__Your goal__:
Write the records out again, keeping each line exactly as it is.
>> begin
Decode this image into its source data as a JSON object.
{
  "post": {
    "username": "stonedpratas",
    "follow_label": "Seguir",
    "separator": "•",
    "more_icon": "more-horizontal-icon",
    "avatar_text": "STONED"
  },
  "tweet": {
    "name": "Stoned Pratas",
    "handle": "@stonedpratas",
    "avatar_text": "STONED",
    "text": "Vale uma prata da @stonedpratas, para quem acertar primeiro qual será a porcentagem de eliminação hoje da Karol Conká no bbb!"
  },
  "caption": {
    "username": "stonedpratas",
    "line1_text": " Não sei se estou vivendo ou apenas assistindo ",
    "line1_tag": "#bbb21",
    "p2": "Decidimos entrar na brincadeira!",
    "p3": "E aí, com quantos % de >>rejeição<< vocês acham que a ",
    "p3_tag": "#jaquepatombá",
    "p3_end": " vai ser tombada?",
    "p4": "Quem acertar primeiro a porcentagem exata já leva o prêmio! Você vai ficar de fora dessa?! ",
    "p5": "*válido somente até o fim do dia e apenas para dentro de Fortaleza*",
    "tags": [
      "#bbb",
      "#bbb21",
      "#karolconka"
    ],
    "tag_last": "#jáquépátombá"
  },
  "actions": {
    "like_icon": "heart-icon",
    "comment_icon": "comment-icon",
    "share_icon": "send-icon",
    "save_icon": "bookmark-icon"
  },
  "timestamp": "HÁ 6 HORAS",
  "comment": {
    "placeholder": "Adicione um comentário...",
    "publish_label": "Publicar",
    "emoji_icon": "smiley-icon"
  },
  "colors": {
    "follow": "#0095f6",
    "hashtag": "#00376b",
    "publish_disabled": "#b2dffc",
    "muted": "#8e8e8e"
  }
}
>> end
__Written solution__:
Decode this image into its source data as a JSON object.
{
  "post": {
    "username": "stonedpratas",
    "follow_label": "Seguir",
    "separator": "•",
    "more_icon": "more-horizontal-icon",
    "avatar_text": "STONED"
  },
  "tweet": {
    "name": "Stoned Pratas",
    "handle": "@stonedpratas",
    "avatar_text": "STONED",
    "text": "Vale uma prata da @stonedpratas, para quem acertar primeiro qual será a porcentagem de eliminação hoje da Karol Conká no bbb!"
  },
  "caption": {
    "username": "stonedpratas",
    "line1_text": " Não sei se estou vivendo ou apenas assistindo ",
    "line1_tag": "#bbb21",
    "p2": "Decidimos entrar na brincadeira!",
    "p3": "E aí, com quantos % de >>rejeição<< vocês acham que a ",
    "p3_tag": "#jaquepatombá",
    "p3_end": " vai ser tombada?",
    "p4": "Quem acertar primeiro a porcentagem exata já leva o prêmio! Você vai ficar de fora dessa?! ",
    "p5": "*válido somente até o fim do dia e apenas para dentro de Fortaleza*",
    "tags": [
      "#bbb",
      "#bbb21",
      "#karolconka"
    ],
    "tag_last": "#jáquépátombá"
  },
  "actions": {
    "like_icon": "heart-icon",
    "comment_icon": "comment-icon",
    "share_icon": "send-icon",
    "save_icon": "bookmark-icon"
  },
  "timestamp": "HÁ 6 HORAS",
  "comment": {
    "placeholder": "Adicione um comentário...",
    "publish_label": "Publicar",
    "emoji_icon": "smiley-icon"
  },
  "colors": {
    "follow": "#0095f6",
    "hashtag": "#00376b",
    "publish_disabled": "#b2dffc",
    "muted": "#8e8e8e"
  }
}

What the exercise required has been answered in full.